> DIRECTION:
Reproduce the lines below with every occurrence of "interactable" substituted by "clickable", keeping everything else unchanged.

[Dataset rows]
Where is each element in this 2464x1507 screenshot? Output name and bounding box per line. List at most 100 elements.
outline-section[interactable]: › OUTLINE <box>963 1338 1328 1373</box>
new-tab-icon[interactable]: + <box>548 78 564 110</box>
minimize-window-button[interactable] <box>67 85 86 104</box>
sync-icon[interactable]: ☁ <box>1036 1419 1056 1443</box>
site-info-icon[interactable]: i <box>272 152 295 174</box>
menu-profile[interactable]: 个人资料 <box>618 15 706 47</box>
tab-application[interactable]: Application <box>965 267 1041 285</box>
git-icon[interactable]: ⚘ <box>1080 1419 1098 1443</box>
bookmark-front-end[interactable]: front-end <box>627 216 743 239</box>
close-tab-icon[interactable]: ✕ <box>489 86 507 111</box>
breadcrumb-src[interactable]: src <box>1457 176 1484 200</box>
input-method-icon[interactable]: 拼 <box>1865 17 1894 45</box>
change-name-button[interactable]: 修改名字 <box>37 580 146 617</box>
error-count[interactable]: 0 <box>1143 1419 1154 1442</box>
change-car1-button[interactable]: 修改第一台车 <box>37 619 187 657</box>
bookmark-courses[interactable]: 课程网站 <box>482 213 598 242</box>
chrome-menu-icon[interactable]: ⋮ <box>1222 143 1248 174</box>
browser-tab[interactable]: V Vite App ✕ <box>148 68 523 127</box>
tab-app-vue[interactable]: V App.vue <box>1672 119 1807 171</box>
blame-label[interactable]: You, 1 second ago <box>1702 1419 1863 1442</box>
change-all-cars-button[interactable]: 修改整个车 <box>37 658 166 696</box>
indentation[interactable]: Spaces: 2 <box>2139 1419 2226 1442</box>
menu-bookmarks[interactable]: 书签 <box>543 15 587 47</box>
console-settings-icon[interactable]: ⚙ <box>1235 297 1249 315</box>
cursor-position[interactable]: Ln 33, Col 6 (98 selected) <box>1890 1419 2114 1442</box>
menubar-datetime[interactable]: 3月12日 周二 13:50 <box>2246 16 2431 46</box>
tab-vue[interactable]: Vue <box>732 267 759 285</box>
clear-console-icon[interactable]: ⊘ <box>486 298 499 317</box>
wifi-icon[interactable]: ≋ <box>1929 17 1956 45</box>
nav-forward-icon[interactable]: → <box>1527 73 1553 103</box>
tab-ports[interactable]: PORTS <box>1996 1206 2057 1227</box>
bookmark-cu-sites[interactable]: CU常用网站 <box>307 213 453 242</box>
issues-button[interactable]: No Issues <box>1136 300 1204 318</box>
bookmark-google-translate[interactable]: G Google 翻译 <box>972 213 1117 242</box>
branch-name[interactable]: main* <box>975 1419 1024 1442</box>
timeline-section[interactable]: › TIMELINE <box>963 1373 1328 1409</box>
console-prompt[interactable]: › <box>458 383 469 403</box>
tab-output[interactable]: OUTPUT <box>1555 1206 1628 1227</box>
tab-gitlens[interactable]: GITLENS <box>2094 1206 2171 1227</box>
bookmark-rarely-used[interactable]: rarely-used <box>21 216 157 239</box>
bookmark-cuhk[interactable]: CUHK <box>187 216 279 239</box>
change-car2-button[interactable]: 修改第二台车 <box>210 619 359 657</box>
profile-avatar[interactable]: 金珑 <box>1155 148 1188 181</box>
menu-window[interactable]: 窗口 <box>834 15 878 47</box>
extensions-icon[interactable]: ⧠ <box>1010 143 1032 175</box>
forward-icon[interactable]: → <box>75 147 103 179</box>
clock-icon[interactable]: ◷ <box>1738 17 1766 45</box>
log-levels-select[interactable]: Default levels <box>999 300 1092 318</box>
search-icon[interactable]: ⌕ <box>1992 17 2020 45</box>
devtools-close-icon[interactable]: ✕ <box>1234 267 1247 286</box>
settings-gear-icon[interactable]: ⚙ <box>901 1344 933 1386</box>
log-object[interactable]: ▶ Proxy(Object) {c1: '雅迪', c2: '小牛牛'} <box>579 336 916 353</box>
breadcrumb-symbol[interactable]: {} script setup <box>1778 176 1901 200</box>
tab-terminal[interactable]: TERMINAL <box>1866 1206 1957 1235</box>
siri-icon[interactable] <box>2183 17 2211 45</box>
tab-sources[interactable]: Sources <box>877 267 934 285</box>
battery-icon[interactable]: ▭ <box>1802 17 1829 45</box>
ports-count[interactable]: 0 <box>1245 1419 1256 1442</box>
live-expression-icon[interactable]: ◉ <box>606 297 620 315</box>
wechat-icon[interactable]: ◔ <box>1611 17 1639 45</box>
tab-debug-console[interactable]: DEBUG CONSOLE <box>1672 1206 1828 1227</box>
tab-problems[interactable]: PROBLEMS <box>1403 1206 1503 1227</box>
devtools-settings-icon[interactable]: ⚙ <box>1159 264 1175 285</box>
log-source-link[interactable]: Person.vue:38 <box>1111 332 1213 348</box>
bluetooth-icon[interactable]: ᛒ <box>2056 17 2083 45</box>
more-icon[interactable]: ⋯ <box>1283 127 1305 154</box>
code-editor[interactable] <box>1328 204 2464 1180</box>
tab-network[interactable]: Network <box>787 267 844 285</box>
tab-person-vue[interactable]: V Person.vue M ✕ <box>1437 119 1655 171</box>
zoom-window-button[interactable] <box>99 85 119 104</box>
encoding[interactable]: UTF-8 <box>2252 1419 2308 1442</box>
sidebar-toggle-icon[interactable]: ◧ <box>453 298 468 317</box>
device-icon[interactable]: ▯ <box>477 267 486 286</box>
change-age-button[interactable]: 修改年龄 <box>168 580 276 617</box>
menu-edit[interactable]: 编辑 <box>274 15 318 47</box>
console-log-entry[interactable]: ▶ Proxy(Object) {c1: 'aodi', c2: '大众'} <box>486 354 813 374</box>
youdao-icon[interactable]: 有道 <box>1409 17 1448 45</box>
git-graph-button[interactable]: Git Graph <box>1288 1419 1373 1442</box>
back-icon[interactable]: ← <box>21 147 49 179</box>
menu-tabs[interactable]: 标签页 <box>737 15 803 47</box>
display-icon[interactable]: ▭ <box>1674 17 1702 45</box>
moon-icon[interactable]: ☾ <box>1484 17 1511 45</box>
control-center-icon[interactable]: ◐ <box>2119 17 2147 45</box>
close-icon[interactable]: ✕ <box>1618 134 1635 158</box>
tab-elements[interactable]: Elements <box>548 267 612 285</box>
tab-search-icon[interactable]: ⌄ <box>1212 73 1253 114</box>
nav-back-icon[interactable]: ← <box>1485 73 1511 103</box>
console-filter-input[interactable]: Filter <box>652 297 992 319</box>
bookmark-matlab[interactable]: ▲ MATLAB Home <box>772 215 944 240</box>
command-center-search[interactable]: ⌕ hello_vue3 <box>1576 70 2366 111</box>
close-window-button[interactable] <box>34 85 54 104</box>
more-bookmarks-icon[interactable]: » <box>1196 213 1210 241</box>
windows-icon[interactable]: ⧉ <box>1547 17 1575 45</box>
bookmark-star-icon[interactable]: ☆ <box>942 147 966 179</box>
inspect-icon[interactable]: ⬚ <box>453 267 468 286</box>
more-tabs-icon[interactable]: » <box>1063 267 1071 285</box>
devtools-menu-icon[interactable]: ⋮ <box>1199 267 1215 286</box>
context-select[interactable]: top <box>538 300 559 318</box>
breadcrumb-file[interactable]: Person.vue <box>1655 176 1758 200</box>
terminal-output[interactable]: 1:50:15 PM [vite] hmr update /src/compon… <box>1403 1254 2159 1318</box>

> RESULT OF THIS TASK:
Where is each element in this 2464x1507 screenshot? Output name and bounding box per line. List at most 100 elements.
outline-section[clickable]: › OUTLINE <box>963 1338 1328 1373</box>
new-tab-icon[clickable]: + <box>548 78 564 110</box>
minimize-window-button[clickable] <box>67 85 86 104</box>
sync-icon[clickable]: ☁ <box>1036 1419 1056 1443</box>
site-info-icon[clickable]: i <box>272 152 295 174</box>
menu-profile[clickable]: 个人资料 <box>618 15 706 47</box>
tab-application[clickable]: Application <box>965 267 1041 285</box>
git-icon[clickable]: ⚘ <box>1080 1419 1098 1443</box>
bookmark-front-end[clickable]: front-end <box>627 216 743 239</box>
close-tab-icon[clickable]: ✕ <box>489 86 507 111</box>
breadcrumb-src[clickable]: src <box>1457 176 1484 200</box>
input-method-icon[clickable]: 拼 <box>1865 17 1894 45</box>
change-name-button[clickable]: 修改名字 <box>37 580 146 617</box>
error-count[clickable]: 0 <box>1143 1419 1154 1442</box>
change-car1-button[clickable]: 修改第一台车 <box>37 619 187 657</box>
bookmark-courses[clickable]: 课程网站 <box>482 213 598 242</box>
chrome-menu-icon[clickable]: ⋮ <box>1222 143 1248 174</box>
browser-tab[clickable]: V Vite App ✕ <box>148 68 523 127</box>
tab-app-vue[clickable]: V App.vue <box>1672 119 1807 171</box>
blame-label[clickable]: You, 1 second ago <box>1702 1419 1863 1442</box>
change-all-cars-button[clickable]: 修改整个车 <box>37 658 166 696</box>
indentation[clickable]: Spaces: 2 <box>2139 1419 2226 1442</box>
menu-bookmarks[clickable]: 书签 <box>543 15 587 47</box>
console-settings-icon[clickable]: ⚙ <box>1235 297 1249 315</box>
cursor-position[clickable]: Ln 33, Col 6 (98 selected) <box>1890 1419 2114 1442</box>
menubar-datetime[clickable]: 3月12日 周二 13:50 <box>2246 16 2431 46</box>
tab-vue[clickable]: Vue <box>732 267 759 285</box>
clear-console-icon[clickable]: ⊘ <box>486 298 499 317</box>
wifi-icon[clickable]: ≋ <box>1929 17 1956 45</box>
nav-forward-icon[clickable]: → <box>1527 73 1553 103</box>
tab-ports[clickable]: PORTS <box>1996 1206 2057 1227</box>
bookmark-cu-sites[clickable]: CU常用网站 <box>307 213 453 242</box>
issues-button[clickable]: No Issues <box>1136 300 1204 318</box>
bookmark-google-translate[clickable]: G Google 翻译 <box>972 213 1117 242</box>
branch-name[clickable]: main* <box>975 1419 1024 1442</box>
timeline-section[clickable]: › TIMELINE <box>963 1373 1328 1409</box>
console-prompt[clickable]: › <box>458 383 469 403</box>
tab-output[clickable]: OUTPUT <box>1555 1206 1628 1227</box>
tab-gitlens[clickable]: GITLENS <box>2094 1206 2171 1227</box>
bookmark-rarely-used[clickable]: rarely-used <box>21 216 157 239</box>
bookmark-cuhk[clickable]: CUHK <box>187 216 279 239</box>
change-car2-button[clickable]: 修改第二台车 <box>210 619 359 657</box>
profile-avatar[clickable]: 金珑 <box>1155 148 1188 181</box>
menu-window[clickable]: 窗口 <box>834 15 878 47</box>
extensions-icon[clickable]: ⧠ <box>1010 143 1032 175</box>
forward-icon[clickable]: → <box>75 147 103 179</box>
clock-icon[clickable]: ◷ <box>1738 17 1766 45</box>
log-levels-select[clickable]: Default levels <box>999 300 1092 318</box>
search-icon[clickable]: ⌕ <box>1992 17 2020 45</box>
devtools-close-icon[clickable]: ✕ <box>1234 267 1247 286</box>
settings-gear-icon[clickable]: ⚙ <box>901 1344 933 1386</box>
log-object[clickable]: ▶ Proxy(Object) {c1: '雅迪', c2: '小牛牛'} <box>579 336 916 353</box>
breadcrumb-symbol[clickable]: {} script setup <box>1778 176 1901 200</box>
tab-terminal[clickable]: TERMINAL <box>1866 1206 1957 1235</box>
siri-icon[clickable] <box>2183 17 2211 45</box>
tab-sources[clickable]: Sources <box>877 267 934 285</box>
battery-icon[clickable]: ▭ <box>1802 17 1829 45</box>
ports-count[clickable]: 0 <box>1245 1419 1256 1442</box>
live-expression-icon[clickable]: ◉ <box>606 297 620 315</box>
wechat-icon[clickable]: ◔ <box>1611 17 1639 45</box>
tab-debug-console[clickable]: DEBUG CONSOLE <box>1672 1206 1828 1227</box>
tab-problems[clickable]: PROBLEMS <box>1403 1206 1503 1227</box>
devtools-settings-icon[clickable]: ⚙ <box>1159 264 1175 285</box>
log-source-link[clickable]: Person.vue:38 <box>1111 332 1213 348</box>
bluetooth-icon[clickable]: ᛒ <box>2056 17 2083 45</box>
more-icon[clickable]: ⋯ <box>1283 127 1305 154</box>
code-editor[clickable] <box>1328 204 2464 1180</box>
tab-network[clickable]: Network <box>787 267 844 285</box>
tab-person-vue[clickable]: V Person.vue M ✕ <box>1437 119 1655 171</box>
zoom-window-button[clickable] <box>99 85 119 104</box>
encoding[clickable]: UTF-8 <box>2252 1419 2308 1442</box>
sidebar-toggle-icon[clickable]: ◧ <box>453 298 468 317</box>
device-icon[clickable]: ▯ <box>477 267 486 286</box>
change-age-button[clickable]: 修改年龄 <box>168 580 276 617</box>
menu-edit[clickable]: 编辑 <box>274 15 318 47</box>
console-log-entry[clickable]: ▶ Proxy(Object) {c1: 'aodi', c2: '大众'} <box>486 354 813 374</box>
youdao-icon[clickable]: 有道 <box>1409 17 1448 45</box>
git-graph-button[clickable]: Git Graph <box>1288 1419 1373 1442</box>
back-icon[clickable]: ← <box>21 147 49 179</box>
menu-tabs[clickable]: 标签页 <box>737 15 803 47</box>
display-icon[clickable]: ▭ <box>1674 17 1702 45</box>
moon-icon[clickable]: ☾ <box>1484 17 1511 45</box>
control-center-icon[clickable]: ◐ <box>2119 17 2147 45</box>
close-icon[clickable]: ✕ <box>1618 134 1635 158</box>
tab-elements[clickable]: Elements <box>548 267 612 285</box>
tab-search-icon[clickable]: ⌄ <box>1212 73 1253 114</box>
nav-back-icon[clickable]: ← <box>1485 73 1511 103</box>
console-filter-input[clickable]: Filter <box>652 297 992 319</box>
bookmark-matlab[clickable]: ▲ MATLAB Home <box>772 215 944 240</box>
command-center-search[clickable]: ⌕ hello_vue3 <box>1576 70 2366 111</box>
close-window-button[clickable] <box>34 85 54 104</box>
more-bookmarks-icon[clickable]: » <box>1196 213 1210 241</box>
windows-icon[clickable]: ⧉ <box>1547 17 1575 45</box>
bookmark-star-icon[clickable]: ☆ <box>942 147 966 179</box>
inspect-icon[clickable]: ⬚ <box>453 267 468 286</box>
more-tabs-icon[clickable]: » <box>1063 267 1071 285</box>
devtools-menu-icon[clickable]: ⋮ <box>1199 267 1215 286</box>
context-select[clickable]: top <box>538 300 559 318</box>
breadcrumb-file[clickable]: Person.vue <box>1655 176 1758 200</box>
terminal-output[clickable]: 1:50:15 PM [vite] hmr update /src/compon… <box>1403 1254 2159 1318</box>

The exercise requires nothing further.